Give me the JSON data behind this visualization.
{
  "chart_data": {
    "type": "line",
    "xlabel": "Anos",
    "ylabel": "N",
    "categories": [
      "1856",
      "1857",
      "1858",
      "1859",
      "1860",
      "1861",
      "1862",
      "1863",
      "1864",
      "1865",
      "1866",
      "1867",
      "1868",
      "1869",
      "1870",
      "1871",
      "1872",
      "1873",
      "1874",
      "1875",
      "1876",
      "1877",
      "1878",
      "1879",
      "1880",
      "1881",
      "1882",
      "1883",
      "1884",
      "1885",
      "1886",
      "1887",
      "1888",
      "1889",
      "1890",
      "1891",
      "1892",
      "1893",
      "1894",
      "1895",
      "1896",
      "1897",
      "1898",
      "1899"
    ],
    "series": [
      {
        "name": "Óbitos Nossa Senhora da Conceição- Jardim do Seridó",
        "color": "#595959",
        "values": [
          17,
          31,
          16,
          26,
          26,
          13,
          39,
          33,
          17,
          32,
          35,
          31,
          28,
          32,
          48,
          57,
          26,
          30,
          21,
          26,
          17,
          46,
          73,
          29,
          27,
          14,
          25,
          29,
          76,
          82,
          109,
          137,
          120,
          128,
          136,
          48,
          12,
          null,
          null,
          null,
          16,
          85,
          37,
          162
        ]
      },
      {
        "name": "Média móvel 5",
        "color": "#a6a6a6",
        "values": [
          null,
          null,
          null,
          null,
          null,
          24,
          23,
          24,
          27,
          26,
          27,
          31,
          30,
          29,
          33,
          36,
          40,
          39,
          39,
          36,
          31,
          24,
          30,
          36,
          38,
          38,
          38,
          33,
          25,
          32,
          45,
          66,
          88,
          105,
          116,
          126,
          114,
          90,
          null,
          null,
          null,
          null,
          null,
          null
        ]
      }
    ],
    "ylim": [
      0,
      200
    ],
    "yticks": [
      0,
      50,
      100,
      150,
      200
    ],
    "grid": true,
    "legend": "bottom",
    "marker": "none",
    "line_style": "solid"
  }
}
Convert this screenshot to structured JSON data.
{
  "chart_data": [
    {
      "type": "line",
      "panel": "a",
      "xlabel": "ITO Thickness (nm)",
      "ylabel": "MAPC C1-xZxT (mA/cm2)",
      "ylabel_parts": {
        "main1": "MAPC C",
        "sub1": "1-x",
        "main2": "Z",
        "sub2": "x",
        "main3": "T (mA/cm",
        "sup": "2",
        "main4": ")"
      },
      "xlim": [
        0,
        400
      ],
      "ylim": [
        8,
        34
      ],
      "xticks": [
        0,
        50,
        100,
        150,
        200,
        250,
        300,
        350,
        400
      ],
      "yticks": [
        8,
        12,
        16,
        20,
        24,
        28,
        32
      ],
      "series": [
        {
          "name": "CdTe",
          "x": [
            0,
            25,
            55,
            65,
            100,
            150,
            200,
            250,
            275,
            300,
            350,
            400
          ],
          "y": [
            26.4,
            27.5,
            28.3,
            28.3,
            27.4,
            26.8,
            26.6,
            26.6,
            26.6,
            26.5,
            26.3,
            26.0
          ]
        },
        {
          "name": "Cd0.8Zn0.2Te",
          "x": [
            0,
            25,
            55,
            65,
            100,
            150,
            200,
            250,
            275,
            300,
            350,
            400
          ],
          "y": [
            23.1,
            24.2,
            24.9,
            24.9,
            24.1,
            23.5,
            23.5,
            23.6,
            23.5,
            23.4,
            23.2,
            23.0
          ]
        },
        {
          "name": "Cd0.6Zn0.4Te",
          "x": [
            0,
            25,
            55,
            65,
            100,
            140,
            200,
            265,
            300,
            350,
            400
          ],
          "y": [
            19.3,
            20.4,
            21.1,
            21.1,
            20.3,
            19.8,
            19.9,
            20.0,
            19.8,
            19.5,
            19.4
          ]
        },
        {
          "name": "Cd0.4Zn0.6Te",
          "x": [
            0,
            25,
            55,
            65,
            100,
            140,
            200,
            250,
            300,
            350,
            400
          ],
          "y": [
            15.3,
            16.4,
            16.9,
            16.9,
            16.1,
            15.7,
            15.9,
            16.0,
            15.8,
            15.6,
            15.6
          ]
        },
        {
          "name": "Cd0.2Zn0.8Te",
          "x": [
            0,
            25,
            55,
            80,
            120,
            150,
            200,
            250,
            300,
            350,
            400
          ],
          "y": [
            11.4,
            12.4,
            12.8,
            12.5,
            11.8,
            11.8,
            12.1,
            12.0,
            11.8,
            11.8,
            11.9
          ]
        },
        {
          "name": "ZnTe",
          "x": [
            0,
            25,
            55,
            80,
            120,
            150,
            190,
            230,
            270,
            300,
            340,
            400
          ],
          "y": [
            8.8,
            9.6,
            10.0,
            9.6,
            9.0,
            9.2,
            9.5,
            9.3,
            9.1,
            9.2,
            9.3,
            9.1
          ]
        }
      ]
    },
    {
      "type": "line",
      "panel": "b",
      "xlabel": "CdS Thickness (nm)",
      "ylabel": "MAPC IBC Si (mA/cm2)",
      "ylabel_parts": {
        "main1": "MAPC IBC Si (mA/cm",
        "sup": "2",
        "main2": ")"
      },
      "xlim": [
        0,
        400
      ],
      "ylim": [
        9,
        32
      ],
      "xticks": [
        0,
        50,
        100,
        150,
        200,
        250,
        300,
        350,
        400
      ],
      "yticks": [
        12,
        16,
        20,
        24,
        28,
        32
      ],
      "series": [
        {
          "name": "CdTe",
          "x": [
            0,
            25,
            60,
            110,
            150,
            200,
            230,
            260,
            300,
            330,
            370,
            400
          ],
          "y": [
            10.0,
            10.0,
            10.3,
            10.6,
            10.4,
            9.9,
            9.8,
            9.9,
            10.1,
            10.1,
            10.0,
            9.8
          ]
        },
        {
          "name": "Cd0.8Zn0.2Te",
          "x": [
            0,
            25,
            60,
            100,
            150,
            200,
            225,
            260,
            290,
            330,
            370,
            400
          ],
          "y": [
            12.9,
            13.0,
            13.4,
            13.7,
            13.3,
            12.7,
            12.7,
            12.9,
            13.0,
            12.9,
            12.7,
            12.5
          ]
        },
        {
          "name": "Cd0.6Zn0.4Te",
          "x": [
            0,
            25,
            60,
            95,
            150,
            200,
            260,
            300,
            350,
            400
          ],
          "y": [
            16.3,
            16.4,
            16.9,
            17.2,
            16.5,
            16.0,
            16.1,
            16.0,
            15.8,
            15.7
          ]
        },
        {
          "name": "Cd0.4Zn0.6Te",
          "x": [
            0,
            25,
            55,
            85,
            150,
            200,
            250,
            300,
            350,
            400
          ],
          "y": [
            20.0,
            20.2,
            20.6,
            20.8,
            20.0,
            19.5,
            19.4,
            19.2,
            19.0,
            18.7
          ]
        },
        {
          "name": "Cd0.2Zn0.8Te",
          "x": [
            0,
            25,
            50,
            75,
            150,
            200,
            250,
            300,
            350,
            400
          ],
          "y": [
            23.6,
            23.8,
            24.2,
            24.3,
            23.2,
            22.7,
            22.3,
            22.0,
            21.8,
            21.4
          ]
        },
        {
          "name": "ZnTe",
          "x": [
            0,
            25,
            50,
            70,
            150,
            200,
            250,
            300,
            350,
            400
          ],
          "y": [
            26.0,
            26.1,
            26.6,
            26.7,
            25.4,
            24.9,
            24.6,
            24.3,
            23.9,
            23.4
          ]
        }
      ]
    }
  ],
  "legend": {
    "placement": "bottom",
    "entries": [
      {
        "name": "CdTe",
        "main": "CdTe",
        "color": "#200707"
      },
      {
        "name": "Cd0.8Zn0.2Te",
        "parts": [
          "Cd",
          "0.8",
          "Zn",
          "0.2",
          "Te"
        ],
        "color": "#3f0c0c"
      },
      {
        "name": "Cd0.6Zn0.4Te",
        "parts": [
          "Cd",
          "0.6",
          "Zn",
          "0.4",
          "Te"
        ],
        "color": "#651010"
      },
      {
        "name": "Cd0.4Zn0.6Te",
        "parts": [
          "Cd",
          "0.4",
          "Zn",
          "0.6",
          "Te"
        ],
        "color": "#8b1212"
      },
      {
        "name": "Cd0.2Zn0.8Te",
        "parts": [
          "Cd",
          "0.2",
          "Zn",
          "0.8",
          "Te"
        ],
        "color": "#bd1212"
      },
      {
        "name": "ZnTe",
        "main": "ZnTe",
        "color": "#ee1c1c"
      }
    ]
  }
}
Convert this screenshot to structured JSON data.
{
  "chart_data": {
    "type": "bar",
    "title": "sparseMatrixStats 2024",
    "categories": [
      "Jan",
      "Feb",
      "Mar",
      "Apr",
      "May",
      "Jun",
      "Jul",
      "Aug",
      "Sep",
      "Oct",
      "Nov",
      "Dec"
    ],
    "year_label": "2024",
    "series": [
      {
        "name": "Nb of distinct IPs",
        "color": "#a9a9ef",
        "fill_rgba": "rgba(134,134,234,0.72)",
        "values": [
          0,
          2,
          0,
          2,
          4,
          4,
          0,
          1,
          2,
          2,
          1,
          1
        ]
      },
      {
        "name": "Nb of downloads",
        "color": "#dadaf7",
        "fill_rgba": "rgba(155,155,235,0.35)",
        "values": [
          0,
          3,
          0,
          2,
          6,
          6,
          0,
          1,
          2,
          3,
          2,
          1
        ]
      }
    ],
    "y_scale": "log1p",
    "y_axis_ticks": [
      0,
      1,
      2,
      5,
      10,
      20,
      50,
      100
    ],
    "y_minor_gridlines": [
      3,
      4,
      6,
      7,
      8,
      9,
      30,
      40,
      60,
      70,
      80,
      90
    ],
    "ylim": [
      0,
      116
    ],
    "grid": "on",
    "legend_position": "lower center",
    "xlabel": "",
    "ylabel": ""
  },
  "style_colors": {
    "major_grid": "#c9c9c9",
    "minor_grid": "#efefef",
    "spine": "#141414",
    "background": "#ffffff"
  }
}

§ §

Aim: Return each line of the data that contains the string "ZnTe".

Task result:
          "name": "ZnTe",
          "name": "ZnTe",
        "name": "ZnTe",
        "main": "ZnTe",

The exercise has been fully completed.